• [Stated exercise]
Word for word, copy all the data and drop the pictures.

• [Data for processing]
>>>

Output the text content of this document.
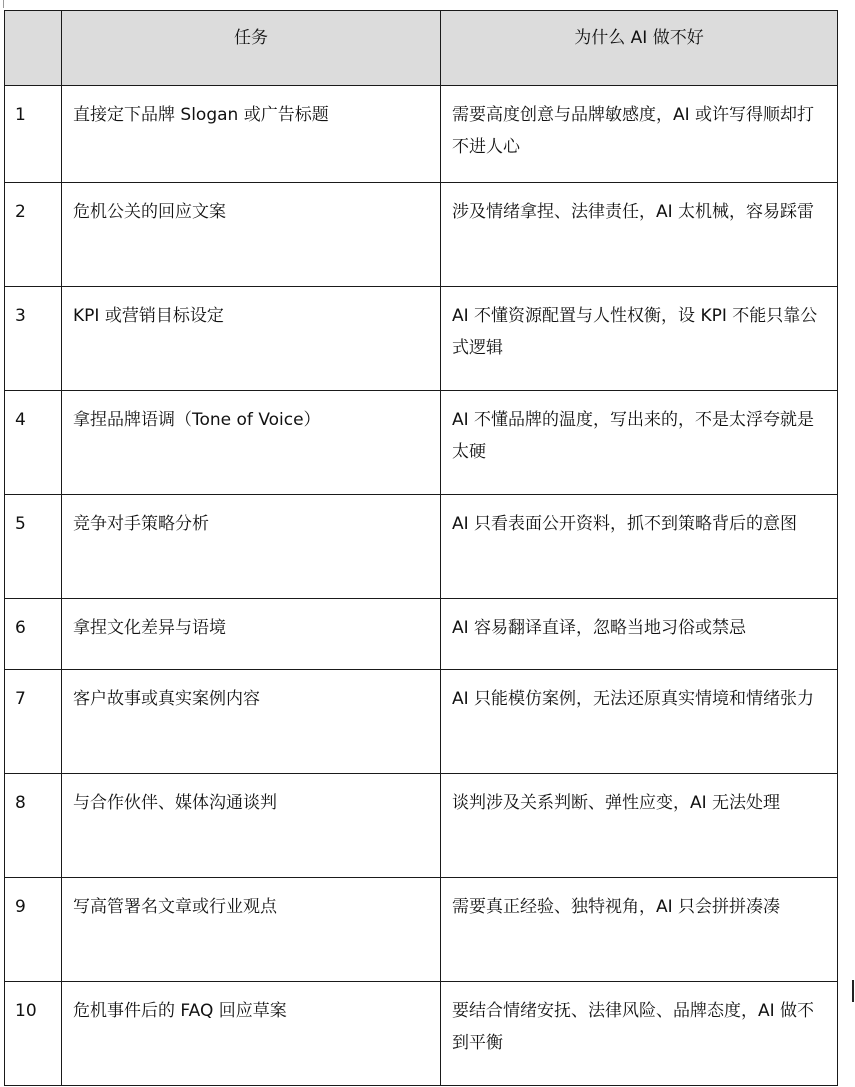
	任务	为什么 AI 做不好
1	直接定下品牌 Slogan 或广告标题	需要高度创意与品牌敏感度，AI 或许写得顺却打不进人心
2	危机公关的回应文案	涉及情绪拿捏、法律责任，AI 太机械，容易踩雷
3	KPI 或营销目标设定	AI 不懂资源配置与人性权衡，设 KPI 不能只靠公式逻辑
4	拿捏品牌语调（Tone of Voice）	AI 不懂品牌的温度，写出来的，不是太浮夸就是太硬
5	竞争对手策略分析	AI 只看表面公开资料，抓不到策略背后的意图
6	拿捏文化差异与语境	AI 容易翻译直译，忽略当地习俗或禁忌
7	客户故事或真实案例内容	AI 只能模仿案例，无法还原真实情境和情绪张力
8	与合作伙伴、媒体沟通谈判	谈判涉及关系判断、弹性应变，AI 无法处理
9	写高管署名文章或行业观点	需要真正经验、独特视角，AI 只会拼拼凑凑
10	危机事件后的 FAQ 回应草案	要结合情绪安抚、法律风险、品牌态度，AI 做不到平衡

<<<

• [Answer]
Output the text content of this document.
	任务	为什么 AI 做不好
1	直接定下品牌 Slogan 或广告标题	需要高度创意与品牌敏感度，AI 或许写得顺却打不进人心
2	危机公关的回应文案	涉及情绪拿捏、法律责任，AI 太机械，容易踩雷
3	KPI 或营销目标设定	AI 不懂资源配置与人性权衡，设 KPI 不能只靠公式逻辑
4	拿捏品牌语调（Tone of Voice）	AI 不懂品牌的温度，写出来的，不是太浮夸就是太硬
5	竞争对手策略分析	AI 只看表面公开资料，抓不到策略背后的意图
6	拿捏文化差异与语境	AI 容易翻译直译，忽略当地习俗或禁忌
7	客户故事或真实案例内容	AI 只能模仿案例，无法还原真实情境和情绪张力
8	与合作伙伴、媒体沟通谈判	谈判涉及关系判断、弹性应变，AI 无法处理
9	写高管署名文章或行业观点	需要真正经验、独特视角，AI 只会拼拼凑凑
10	危机事件后的 FAQ 回应草案	要结合情绪安抚、法律风险、品牌态度，AI 做不到平衡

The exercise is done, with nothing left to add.